En la España previa a la Guerra Civil no era todo armonía, en absoluto. Y existían impulsos revolucionarios tanto de un lado como del otro. Pero aceptar, en línea con el revisionismo histórico del franquismo y del pensamiento conservador, que Franco vino a poner orden y ley en una España que no tenía ni el uno ni la otra, es una barbaridad y un atentado contra la verdad histórica.
Sabemos lo que pasó cuando el golpe de Estado generó una guerra entre españoles y una Dictadura de 40 años. España quedó aislada, atrasada y depauperada. La "ley sin democracia" generó un atraso a nuestro país del que aún no nos hemos recuperado. De haber sobrevivido el imperio de la Ley que consagraba aquella Constitución democrática de 1931, la ley que Casado ignora, es posible que España fuera hoy un país mucho más estable y avanzado de lo que hoy es.
En el relato inventado por la derecha desde el año 1936 hasta 1975, y por inercia mantenido hasta bien entrada la Transición, en la Segunda República reinaban el desorden y la anarquía. Tan persistente es esa narrativa, que Pablo Casado se ha atrevido a afirmar esta semana en el Congreso de los Diputados, y sin ruborizarse, que "la Guerra Civil fue un enfrentamiento entre quienes querían la democracia sin ley y quienes querían la ley sin democracia".

(Registros de un conjunto de datos)

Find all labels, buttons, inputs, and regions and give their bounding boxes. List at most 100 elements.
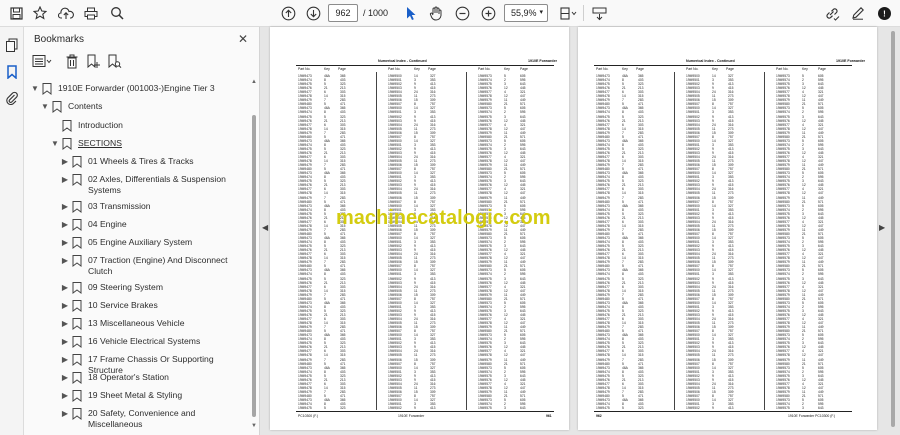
column-divider: [764, 72, 765, 410]
page-footer-mid: 1910E Forwarder: [398, 414, 425, 418]
scroll-mode-icon[interactable]: [590, 3, 608, 23]
bookmark-item[interactable]: ▼ Contents: [40, 101, 102, 119]
scroll-thumb[interactable]: [252, 115, 256, 417]
table-cell: 5: [622, 406, 624, 411]
bookmark-item[interactable]: ▶ 10 Service Brakes: [60, 300, 158, 318]
bookmark-icon: [52, 101, 62, 113]
table-cell: 9: [712, 406, 714, 411]
bookmark-icon: [72, 174, 82, 186]
bookmark-item[interactable]: ▶ 09 Steering System: [60, 282, 163, 300]
bookmark-item[interactable]: ▶ 01 Wheels & Tires & Tracks: [60, 156, 194, 174]
chevron-down-icon[interactable]: ▼: [40, 101, 50, 112]
bookmark-item[interactable]: ▶ 03 Transmission: [60, 201, 151, 219]
chevron-right-icon[interactable]: ▶: [60, 282, 70, 293]
chevron-right-icon[interactable]: ▶: [60, 300, 70, 311]
chevron-right-icon[interactable]: ▶: [60, 156, 70, 167]
col-header: Page: [428, 67, 436, 71]
find-bookmark-icon[interactable]: [107, 54, 123, 70]
edit-pen-icon[interactable]: [849, 3, 867, 23]
bookmarks-panel: Bookmarks ✕ ▼ 1910E Forwarder (001003-)En…: [24, 27, 260, 435]
bookmark-star-icon[interactable]: [32, 3, 48, 23]
col-header: Key: [622, 67, 628, 71]
chevron-down-icon[interactable]: ▼: [30, 83, 40, 94]
bookmark-item[interactable]: ▶ 02 Axles, Differentials & Suspension Sys…: [60, 174, 226, 200]
hand-tool-icon[interactable]: [428, 3, 444, 23]
collapse-right-icon[interactable]: ▶: [879, 223, 885, 232]
print-icon[interactable]: [83, 3, 99, 23]
page-footer-right: 1910E Forwarder PC10300 (F.): [788, 414, 836, 418]
bookmark-label: 19 Sheet Metal & Styling: [88, 390, 183, 400]
new-bookmark-icon[interactable]: [86, 54, 102, 70]
chevron-right-icon[interactable]: ▶: [60, 408, 70, 419]
bookmark-label: 20 Safety, Convenience and Miscellaneous: [88, 408, 196, 429]
collapse-left-icon[interactable]: ◀: [262, 223, 268, 232]
page-number: 962: [596, 414, 602, 418]
page-header-title: 1910E Forwarder: [528, 59, 557, 63]
save-icon[interactable]: [8, 3, 24, 23]
chevron-right-icon[interactable]: ▶: [60, 318, 70, 329]
page-footer-left: PC10300 (F.): [298, 414, 318, 418]
page-fit-icon[interactable]: [558, 3, 578, 23]
bookmark-icon: [72, 354, 82, 366]
previous-page-icon[interactable]: [280, 3, 296, 23]
page-number-input[interactable]: 962: [328, 4, 358, 22]
next-page-icon[interactable]: [305, 3, 321, 23]
table-cell: 19M9475: [596, 406, 610, 411]
scroll-thumb[interactable]: [891, 31, 895, 427]
attachments-icon[interactable]: [5, 91, 19, 105]
bookmark-label-line1: 02 Axles, Differentials & Suspension: [88, 174, 226, 184]
col-header: Part No.: [686, 67, 699, 71]
chevron-right-icon[interactable]: ▶: [60, 372, 70, 383]
account-icon[interactable]: !: [875, 3, 893, 23]
bookmarks-panel-icon[interactable]: [5, 65, 19, 80]
bookmark-item[interactable]: Introduction: [50, 120, 123, 138]
bookmark-item[interactable]: ▶ 18 Operator's Station: [60, 372, 169, 390]
close-icon[interactable]: ✕: [236, 32, 250, 46]
options-menu-icon[interactable]: [32, 54, 54, 70]
document-scrollbar[interactable]: [886, 27, 900, 435]
bookmark-label-line2: Systems: [88, 185, 121, 195]
zoom-level-select[interactable]: 55,9% ▾: [504, 4, 548, 22]
bookmark-item[interactable]: ▶ 04 Engine: [60, 219, 127, 237]
document-viewer[interactable]: ◀ Numerical Index - Continued 1910E Forw…: [260, 27, 900, 435]
upload-cloud-icon[interactable]: [57, 3, 75, 23]
zoom-in-icon[interactable]: [480, 3, 496, 23]
bookmark-icon: [72, 255, 82, 267]
bookmark-item[interactable]: ▶ 17 Frame Chassis Or Supporting Structur…: [60, 354, 250, 375]
bookmark-item[interactable]: ▶ 16 Vehicle Electrical Systems: [60, 336, 200, 354]
navigation-rail: [0, 27, 24, 435]
table-cell: 323: [638, 406, 644, 411]
bookmark-item[interactable]: ▼ 1910E Forwarder (001003-)Engine Tier 3: [30, 83, 215, 101]
table-cell: 9: [414, 406, 416, 411]
chevron-right-icon[interactable]: ▶: [60, 219, 70, 230]
table-cell: 3: [802, 406, 804, 411]
scroll-down-icon[interactable]: ▼: [251, 423, 257, 429]
chevron-right-icon[interactable]: ▶: [60, 354, 70, 365]
page-thumbnails-icon[interactable]: [5, 38, 19, 52]
chevron-right-icon[interactable]: ▶: [60, 201, 70, 212]
zoom-out-icon[interactable]: [454, 3, 470, 23]
bookmark-item[interactable]: ▶ 07 Traction (Engine) And Disconnect Clut…: [60, 255, 228, 281]
chevron-right-icon[interactable]: ▶: [60, 390, 70, 401]
bookmark-item[interactable]: ▶ 19 Sheet Metal & Styling: [60, 390, 182, 408]
bookmark-item[interactable]: ▶ 13 Miscellaneous Vehicle: [60, 318, 185, 336]
chevron-right-icon[interactable]: ▶: [60, 336, 70, 347]
scroll-up-icon[interactable]: ▲: [251, 79, 257, 85]
select-cursor-icon[interactable]: [403, 3, 419, 23]
bookmark-item[interactable]: ▶ 20 Safety, Convenience and Miscellaneou…: [60, 408, 250, 429]
bookmark-item[interactable]: ▶ 05 Engine Auxiliary System: [60, 237, 192, 255]
bookmark-icon: [72, 372, 82, 384]
bookmark-icon: [72, 336, 82, 348]
chevron-down-icon[interactable]: ▼: [50, 138, 60, 149]
page-total: / 1000: [363, 8, 389, 18]
search-icon[interactable]: [109, 3, 125, 23]
bookmark-item[interactable]: ▼ SECTIONS: [50, 138, 122, 156]
delete-bookmark-icon[interactable]: [65, 54, 81, 70]
bookmarks-scrollbar[interactable]: ▲ ▼: [250, 79, 258, 431]
link-sign-icon[interactable]: [823, 3, 841, 23]
chevron-right-icon[interactable]: ▶: [60, 237, 70, 248]
table-cell: 19M9475: [298, 406, 312, 411]
chevron-right-icon[interactable]: ▶: [60, 255, 70, 266]
bookmark-label: 03 Transmission: [88, 201, 151, 211]
chevron-right-icon[interactable]: ▶: [60, 174, 70, 185]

▶ Objetivo
Reproduce palabra por palabra el fragmento de lectura desde "En la España" hasta "que hoy es.". Los registros son un material aparte, ajeno al fragmento de lectura.

▶ Respuesta
En la España previa a la Guerra Civil no era todo armonía, en absoluto. Y existían impulsos revolucionarios tanto de un lado como del otro. Pero aceptar, en línea con el revisionismo histórico del franquismo y del pensamiento conservador, que Franco vino a poner orden y ley en una España que no tenía ni el uno ni la otra, es una barbaridad y un atentado contra la verdad histórica.
Sabemos lo que pasó cuando el golpe de Estado generó una guerra entre españoles y una Dictadura de 40 años. España quedó aislada, atrasada y depauperada. La "ley sin democracia" generó un atraso a nuestro país del que aún no nos hemos recuperado. De haber sobrevivido el imperio de la Ley que consagraba aquella Constitución democrática de 1931, la ley que Casado ignora, es posible que España fuera hoy un país mucho más estable y avanzado de lo que hoy es.